(Records that describe figures)
▽

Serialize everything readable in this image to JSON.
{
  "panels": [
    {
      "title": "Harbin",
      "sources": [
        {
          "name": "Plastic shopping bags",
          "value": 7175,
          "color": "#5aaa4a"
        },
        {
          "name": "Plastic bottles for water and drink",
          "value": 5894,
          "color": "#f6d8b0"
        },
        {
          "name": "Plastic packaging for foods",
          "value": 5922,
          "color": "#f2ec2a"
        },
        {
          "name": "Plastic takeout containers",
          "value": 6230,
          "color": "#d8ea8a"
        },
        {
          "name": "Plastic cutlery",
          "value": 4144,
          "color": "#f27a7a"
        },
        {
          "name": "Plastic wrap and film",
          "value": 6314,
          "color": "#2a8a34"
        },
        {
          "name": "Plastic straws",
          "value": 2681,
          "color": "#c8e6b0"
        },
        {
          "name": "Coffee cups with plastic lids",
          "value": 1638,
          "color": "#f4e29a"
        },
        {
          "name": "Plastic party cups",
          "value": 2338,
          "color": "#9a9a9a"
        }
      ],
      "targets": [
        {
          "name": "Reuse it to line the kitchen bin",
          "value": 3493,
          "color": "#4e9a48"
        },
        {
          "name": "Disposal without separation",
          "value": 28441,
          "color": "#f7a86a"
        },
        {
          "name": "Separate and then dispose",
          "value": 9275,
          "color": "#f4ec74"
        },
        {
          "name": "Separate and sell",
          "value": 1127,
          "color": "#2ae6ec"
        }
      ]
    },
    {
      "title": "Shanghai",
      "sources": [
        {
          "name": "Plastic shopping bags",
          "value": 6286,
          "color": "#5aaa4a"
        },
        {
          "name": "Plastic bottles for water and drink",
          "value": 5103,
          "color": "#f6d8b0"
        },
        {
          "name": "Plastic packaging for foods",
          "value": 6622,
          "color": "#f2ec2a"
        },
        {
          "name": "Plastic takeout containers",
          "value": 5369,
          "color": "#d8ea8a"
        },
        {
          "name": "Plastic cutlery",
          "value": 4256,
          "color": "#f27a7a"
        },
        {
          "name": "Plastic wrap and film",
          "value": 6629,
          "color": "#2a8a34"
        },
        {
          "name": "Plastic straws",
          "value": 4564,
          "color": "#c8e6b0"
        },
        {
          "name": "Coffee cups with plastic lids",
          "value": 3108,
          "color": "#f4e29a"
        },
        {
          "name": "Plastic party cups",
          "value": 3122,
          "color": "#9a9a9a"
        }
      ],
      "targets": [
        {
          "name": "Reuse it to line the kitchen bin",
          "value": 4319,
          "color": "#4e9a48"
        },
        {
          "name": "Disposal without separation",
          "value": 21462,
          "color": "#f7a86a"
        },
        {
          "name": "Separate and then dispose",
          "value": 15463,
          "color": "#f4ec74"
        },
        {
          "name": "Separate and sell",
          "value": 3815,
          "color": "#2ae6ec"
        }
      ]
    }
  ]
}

△

_AIM_. Set every line of the listing down word for word.

_PROBLEM SOLUTION_.
Serialize everything readable in this image to JSON.
{
  "panels": [
    {
      "title": "Harbin",
      "sources": [
        {
          "name": "Plastic shopping bags",
          "value": 7175,
          "color": "#5aaa4a"
        },
        {
          "name": "Plastic bottles for water and drink",
          "value": 5894,
          "color": "#f6d8b0"
        },
        {
          "name": "Plastic packaging for foods",
          "value": 5922,
          "color": "#f2ec2a"
        },
        {
          "name": "Plastic takeout containers",
          "value": 6230,
          "color": "#d8ea8a"
        },
        {
          "name": "Plastic cutlery",
          "value": 4144,
          "color": "#f27a7a"
        },
        {
          "name": "Plastic wrap and film",
          "value": 6314,
          "color": "#2a8a34"
        },
        {
          "name": "Plastic straws",
          "value": 2681,
          "color": "#c8e6b0"
        },
        {
          "name": "Coffee cups with plastic lids",
          "value": 1638,
          "color": "#f4e29a"
        },
        {
          "name": "Plastic party cups",
          "value": 2338,
          "color": "#9a9a9a"
        }
      ],
      "targets": [
        {
          "name": "Reuse it to line the kitchen bin",
          "value": 3493,
          "color": "#4e9a48"
        },
        {
          "name": "Disposal without separation",
          "value": 28441,
          "color": "#f7a86a"
        },
        {
          "name": "Separate and then dispose",
          "value": 9275,
          "color": "#f4ec74"
        },
        {
          "name": "Separate and sell",
          "value": 1127,
          "color": "#2ae6ec"
        }
      ]
    },
    {
      "title": "Shanghai",
      "sources": [
        {
          "name": "Plastic shopping bags",
          "value": 6286,
          "color": "#5aaa4a"
        },
        {
          "name": "Plastic bottles for water and drink",
          "value": 5103,
          "color": "#f6d8b0"
        },
        {
          "name": "Plastic packaging for foods",
          "value": 6622,
          "color": "#f2ec2a"
        },
        {
          "name": "Plastic takeout containers",
          "value": 5369,
          "color": "#d8ea8a"
        },
        {
          "name": "Plastic cutlery",
          "value": 4256,
          "color": "#f27a7a"
        },
        {
          "name": "Plastic wrap and film",
          "value": 6629,
          "color": "#2a8a34"
        },
        {
          "name": "Plastic straws",
          "value": 4564,
          "color": "#c8e6b0"
        },
        {
          "name": "Coffee cups with plastic lids",
          "value": 3108,
          "color": "#f4e29a"
        },
        {
          "name": "Plastic party cups",
          "value": 3122,
          "color": "#9a9a9a"
        }
      ],
      "targets": [
        {
          "name": "Reuse it to line the kitchen bin",
          "value": 4319,
          "color": "#4e9a48"
        },
        {
          "name": "Disposal without separation",
          "value": 21462,
          "color": "#f7a86a"
        },
        {
          "name": "Separate and then dispose",
          "value": 15463,
          "color": "#f4ec74"
        },
        {
          "name": "Separate and sell",
          "value": 3815,
          "color": "#2ae6ec"
        }
      ]
    }
  ]
}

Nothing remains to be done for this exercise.